- [RECORDS FOR THE EXERCISE]
● ● ● ●

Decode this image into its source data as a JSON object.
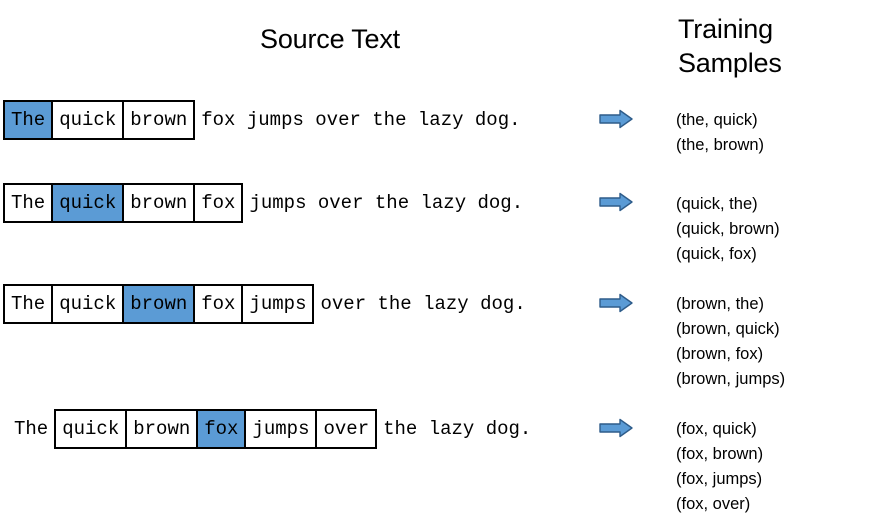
{
  "headings": {
    "source_text": "Source Text",
    "training_samples": "Training\nSamples"
  },
  "accent_color": "#5B9BD5",
  "arrow_fill": "#5B9BD5",
  "arrow_stroke": "#2E5C8A",
  "sentence_words": [
    "The",
    "quick",
    "brown",
    "fox",
    "jumps",
    "over",
    "the",
    "lazy",
    "dog."
  ],
  "rows": [
    {
      "id": "row-the",
      "lead": "",
      "window": [
        {
          "text": "The",
          "highlight": true
        },
        {
          "text": "quick",
          "highlight": false
        },
        {
          "text": "brown",
          "highlight": false
        }
      ],
      "tail": "fox jumps over the lazy dog.",
      "arrow": "right-arrow-icon",
      "samples": [
        "(the, quick)",
        "(the, brown)"
      ]
    },
    {
      "id": "row-quick",
      "lead": "",
      "window": [
        {
          "text": "The",
          "highlight": false
        },
        {
          "text": "quick",
          "highlight": true
        },
        {
          "text": "brown",
          "highlight": false
        },
        {
          "text": "fox",
          "highlight": false
        }
      ],
      "tail": "jumps over the lazy dog.",
      "arrow": "right-arrow-icon",
      "samples": [
        "(quick, the)",
        "(quick, brown)",
        "(quick, fox)"
      ]
    },
    {
      "id": "row-brown",
      "lead": "",
      "window": [
        {
          "text": "The",
          "highlight": false
        },
        {
          "text": "quick",
          "highlight": false
        },
        {
          "text": "brown",
          "highlight": true
        },
        {
          "text": "fox",
          "highlight": false
        },
        {
          "text": "jumps",
          "highlight": false
        }
      ],
      "tail": "over the lazy dog.",
      "arrow": "right-arrow-icon",
      "samples": [
        "(brown, the)",
        "(brown, quick)",
        "(brown, fox)",
        "(brown, jumps)"
      ]
    },
    {
      "id": "row-fox",
      "lead": "The",
      "window": [
        {
          "text": "quick",
          "highlight": false
        },
        {
          "text": "brown",
          "highlight": false
        },
        {
          "text": "fox",
          "highlight": true
        },
        {
          "text": "jumps",
          "highlight": false
        },
        {
          "text": "over",
          "highlight": false
        }
      ],
      "tail": "the lazy dog.",
      "arrow": "right-arrow-icon",
      "samples": [
        "(fox, quick)",
        "(fox, brown)",
        "(fox, jumps)",
        "(fox, over)"
      ]
    }
  ]
}
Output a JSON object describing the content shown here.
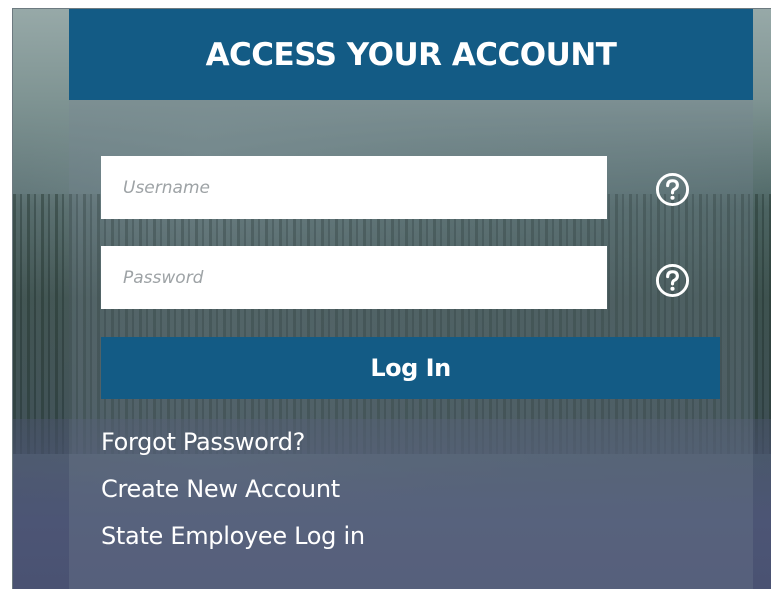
{
  "header": {
    "title": "ACCESS YOUR ACCOUNT"
  },
  "form": {
    "username": {
      "value": "",
      "placeholder": "Username",
      "help_icon": "question-circle-icon"
    },
    "password": {
      "value": "",
      "placeholder": "Password",
      "help_icon": "question-circle-icon"
    },
    "login_label": "Log In"
  },
  "links": {
    "forgot_password": "Forgot Password?",
    "create_account": "Create New Account",
    "state_employee": "State Employee Log in"
  },
  "colors": {
    "primary": "#135b85",
    "text_light": "#ffffff",
    "placeholder": "#9ea3a6"
  }
}
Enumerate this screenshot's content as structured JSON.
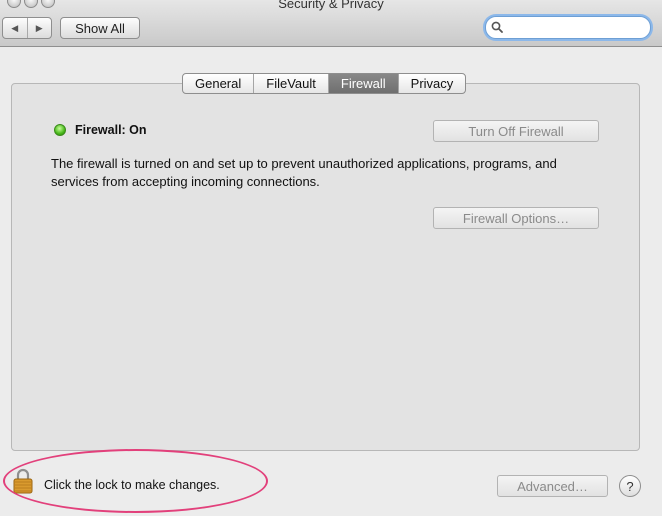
{
  "window": {
    "title": "Security & Privacy"
  },
  "toolbar": {
    "back_glyph": "◀",
    "forward_glyph": "▶",
    "show_all_label": "Show All",
    "search_value": ""
  },
  "tabs": [
    {
      "label": "General",
      "active": false
    },
    {
      "label": "FileVault",
      "active": false
    },
    {
      "label": "Firewall",
      "active": true
    },
    {
      "label": "Privacy",
      "active": false
    }
  ],
  "firewall": {
    "status_label": "Firewall: On",
    "status_color": "#48b81a",
    "turn_off_label": "Turn Off Firewall",
    "description": "The firewall is turned on and set up to prevent unauthorized applications, programs, and services from accepting incoming connections.",
    "options_label": "Firewall Options…"
  },
  "footer": {
    "lock_text": "Click the lock to make changes.",
    "advanced_label": "Advanced…",
    "help_label": "?",
    "highlight_color": "#e2407b"
  },
  "icons": {
    "traffic_lights": "traffic-light-icon",
    "search": "search-icon",
    "lock": "lock-icon",
    "status": "status-light-icon"
  }
}
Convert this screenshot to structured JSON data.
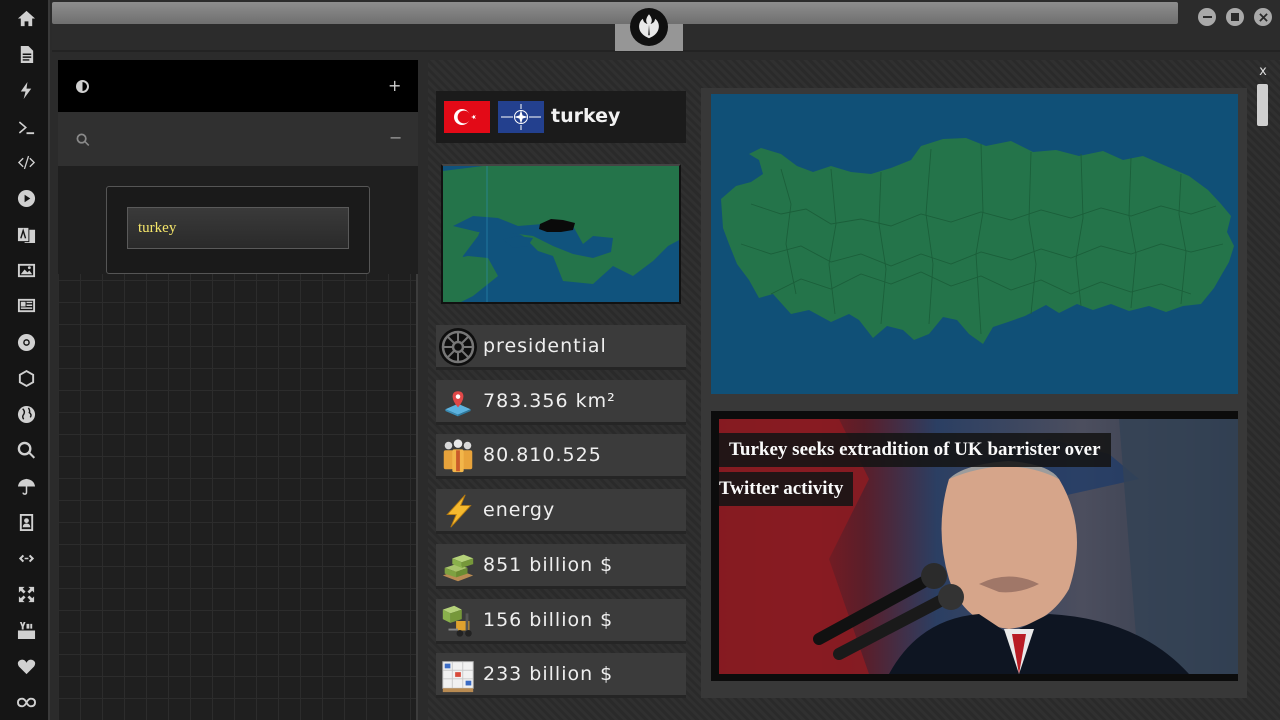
{
  "sidebar": {
    "icons": [
      "home-icon",
      "document-icon",
      "bolt-icon",
      "terminal-icon",
      "code-icon",
      "play-icon",
      "translate-icon",
      "image-icon",
      "newspaper-icon",
      "galactic-empire-icon",
      "hexagon-icon",
      "globe-icon",
      "search-icon",
      "umbrella-icon",
      "contacts-icon",
      "link-icon",
      "expand-icon",
      "youtube-icon",
      "heart-icon",
      "infinity-icon"
    ]
  },
  "search_panel": {
    "search_value": "turkey",
    "header_plus": "+",
    "subheader_minus": "−"
  },
  "country": {
    "name": "turkey",
    "close_label": "x",
    "stats": [
      {
        "icon": "galactic-empire-icon",
        "text": "presidential"
      },
      {
        "icon": "map-pin-icon",
        "text": "783.356 km²"
      },
      {
        "icon": "population-icon",
        "text": "80.810.525"
      },
      {
        "icon": "energy-bolt-icon",
        "text": "energy"
      },
      {
        "icon": "money-pallet-icon",
        "text": "851 billion $"
      },
      {
        "icon": "forklift-icon",
        "text": "156 billion $"
      },
      {
        "icon": "cargo-boxes-icon",
        "text": "233 billion $"
      }
    ]
  },
  "news": {
    "headline_line1": "Turkey seeks extradition of UK barrister over",
    "headline_line2": "Twitter activity"
  },
  "colors": {
    "land": "#24744a",
    "sea": "#10537d",
    "highlight": "#0a0a0a",
    "search_text": "#f5e66a"
  }
}
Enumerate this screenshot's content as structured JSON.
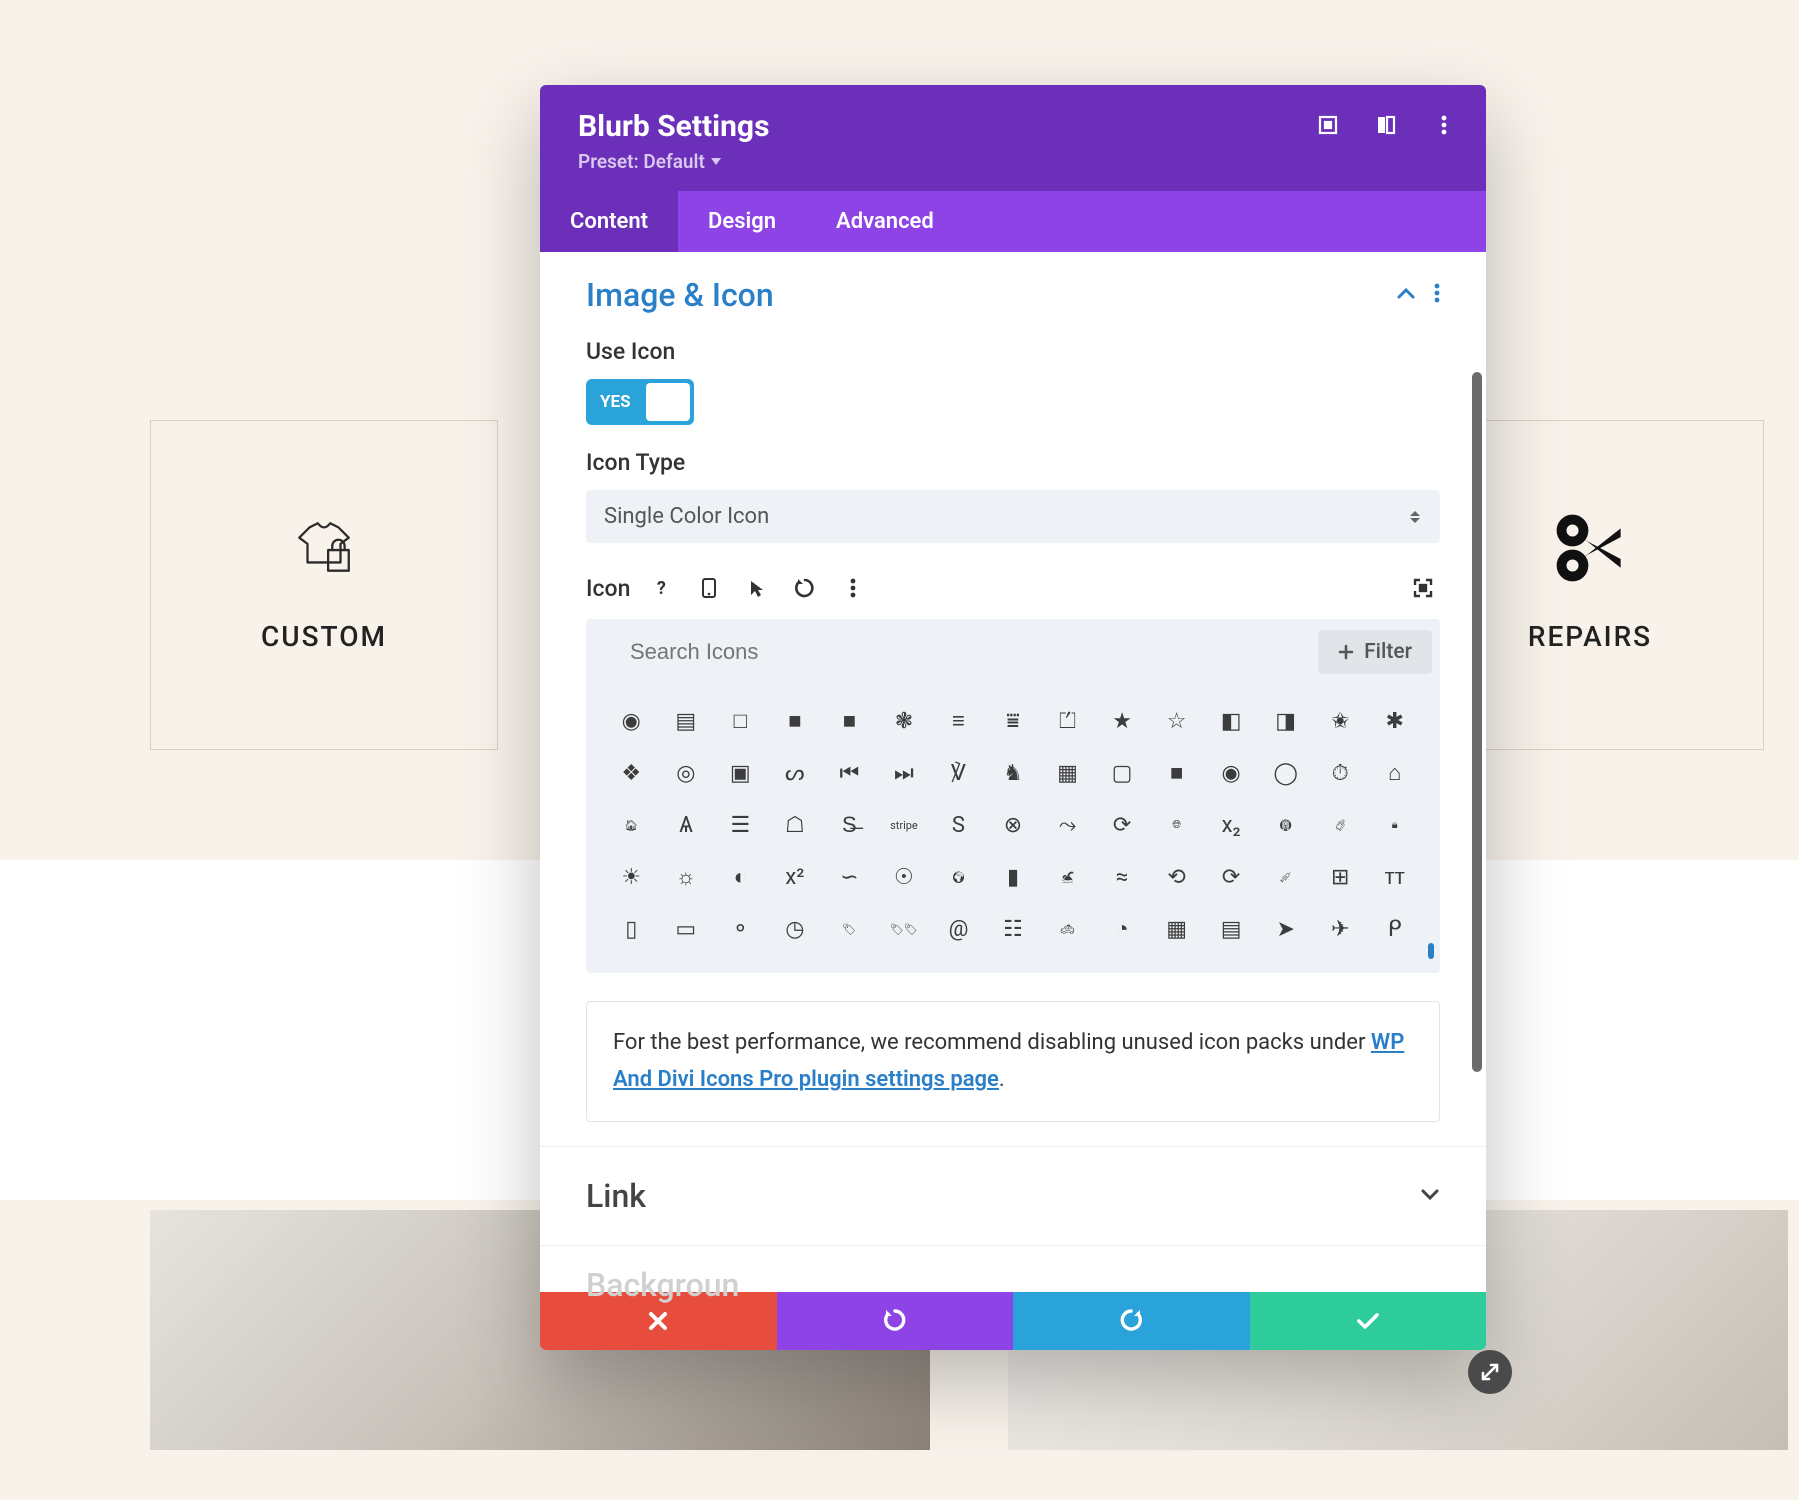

● ● ● ●

- [PROBLEM REQUIREMENTS]
Make an exact copy of the data above, pictures excluded.

- [RESULT BELOW]
Decode this image into its source data as a JSON object.
{
  "headings": {
    "source_text": "Source Text",
    "training_samples": "Training\nSamples"
  },
  "accent_color": "#5B9BD5",
  "arrow_fill": "#5B9BD5",
  "arrow_stroke": "#2E5C8A",
  "sentence_words": [
    "The",
    "quick",
    "brown",
    "fox",
    "jumps",
    "over",
    "the",
    "lazy",
    "dog."
  ],
  "rows": [
    {
      "id": "row-the",
      "lead": "",
      "window": [
        {
          "text": "The",
          "highlight": true
        },
        {
          "text": "quick",
          "highlight": false
        },
        {
          "text": "brown",
          "highlight": false
        }
      ],
      "tail": "fox jumps over the lazy dog.",
      "arrow": "right-arrow-icon",
      "samples": [
        "(the, quick)",
        "(the, brown)"
      ]
    },
    {
      "id": "row-quick",
      "lead": "",
      "window": [
        {
          "text": "The",
          "highlight": false
        },
        {
          "text": "quick",
          "highlight": true
        },
        {
          "text": "brown",
          "highlight": false
        },
        {
          "text": "fox",
          "highlight": false
        }
      ],
      "tail": "jumps over the lazy dog.",
      "arrow": "right-arrow-icon",
      "samples": [
        "(quick, the)",
        "(quick, brown)",
        "(quick, fox)"
      ]
    },
    {
      "id": "row-brown",
      "lead": "",
      "window": [
        {
          "text": "The",
          "highlight": false
        },
        {
          "text": "quick",
          "highlight": false
        },
        {
          "text": "brown",
          "highlight": true
        },
        {
          "text": "fox",
          "highlight": false
        },
        {
          "text": "jumps",
          "highlight": false
        }
      ],
      "tail": "over the lazy dog.",
      "arrow": "right-arrow-icon",
      "samples": [
        "(brown, the)",
        "(brown, quick)",
        "(brown, fox)",
        "(brown, jumps)"
      ]
    },
    {
      "id": "row-fox",
      "lead": "The",
      "window": [
        {
          "text": "quick",
          "highlight": false
        },
        {
          "text": "brown",
          "highlight": false
        },
        {
          "text": "fox",
          "highlight": true
        },
        {
          "text": "jumps",
          "highlight": false
        },
        {
          "text": "over",
          "highlight": false
        }
      ],
      "tail": "the lazy dog.",
      "arrow": "right-arrow-icon",
      "samples": [
        "(fox, quick)",
        "(fox, brown)",
        "(fox, jumps)",
        "(fox, over)"
      ]
    }
  ]
}
Output a JSON object describing the content shown here.
{
  "header": {
    "title": "ACCESS YOUR ACCOUNT"
  },
  "form": {
    "username": {
      "value": "",
      "placeholder": "Username",
      "help_icon": "question-circle-icon"
    },
    "password": {
      "value": "",
      "placeholder": "Password",
      "help_icon": "question-circle-icon"
    },
    "login_label": "Log In"
  },
  "links": {
    "forgot_password": "Forgot Password?",
    "create_account": "Create New Account",
    "state_employee": "State Employee Log in"
  },
  "colors": {
    "primary": "#135b85",
    "text_light": "#ffffff",
    "placeholder": "#9ea3a6"
  }
}
Enumerate this screenshot's content as structured JSON.
{
  "window": {
    "title": "Security & Privacy"
  },
  "toolbar": {
    "back_glyph": "◀",
    "forward_glyph": "▶",
    "show_all_label": "Show All",
    "search_value": ""
  },
  "tabs": [
    {
      "label": "General",
      "active": false
    },
    {
      "label": "FileVault",
      "active": false
    },
    {
      "label": "Firewall",
      "active": true
    },
    {
      "label": "Privacy",
      "active": false
    }
  ],
  "firewall": {
    "status_label": "Firewall: On",
    "status_color": "#48b81a",
    "turn_off_label": "Turn Off Firewall",
    "description": "The firewall is turned on and set up to prevent unauthorized applications, programs, and services from accepting incoming connections.",
    "options_label": "Firewall Options…"
  },
  "footer": {
    "lock_text": "Click the lock to make changes.",
    "advanced_label": "Advanced…",
    "help_label": "?",
    "highlight_color": "#e2407b"
  },
  "icons": {
    "traffic_lights": "traffic-light-icon",
    "search": "search-icon",
    "lock": "lock-icon",
    "status": "status-light-icon"
  }
}
Convert this screenshot to structured JSON data.
{
  "sidebar": {
    "icons": [
      "home-icon",
      "document-icon",
      "bolt-icon",
      "terminal-icon",
      "code-icon",
      "play-icon",
      "translate-icon",
      "image-icon",
      "newspaper-icon",
      "galactic-empire-icon",
      "hexagon-icon",
      "globe-icon",
      "search-icon",
      "umbrella-icon",
      "contacts-icon",
      "link-icon",
      "expand-icon",
      "youtube-icon",
      "heart-icon",
      "infinity-icon"
    ]
  },
  "search_panel": {
    "search_value": "turkey",
    "header_plus": "+",
    "subheader_minus": "−"
  },
  "country": {
    "name": "turkey",
    "close_label": "x",
    "stats": [
      {
        "icon": "galactic-empire-icon",
        "text": "presidential"
      },
      {
        "icon": "map-pin-icon",
        "text": "783.356 km²"
      },
      {
        "icon": "population-icon",
        "text": "80.810.525"
      },
      {
        "icon": "energy-bolt-icon",
        "text": "energy"
      },
      {
        "icon": "money-pallet-icon",
        "text": "851 billion $"
      },
      {
        "icon": "forklift-icon",
        "text": "156 billion $"
      },
      {
        "icon": "cargo-boxes-icon",
        "text": "233 billion $"
      }
    ]
  },
  "news": {
    "headline_line1": "Turkey seeks extradition of UK barrister over",
    "headline_line2": "Twitter activity"
  },
  "colors": {
    "land": "#24744a",
    "sea": "#10537d",
    "highlight": "#0a0a0a",
    "search_text": "#f5e66a"
  }
}
Enumerate this screenshot's content as structured JSON.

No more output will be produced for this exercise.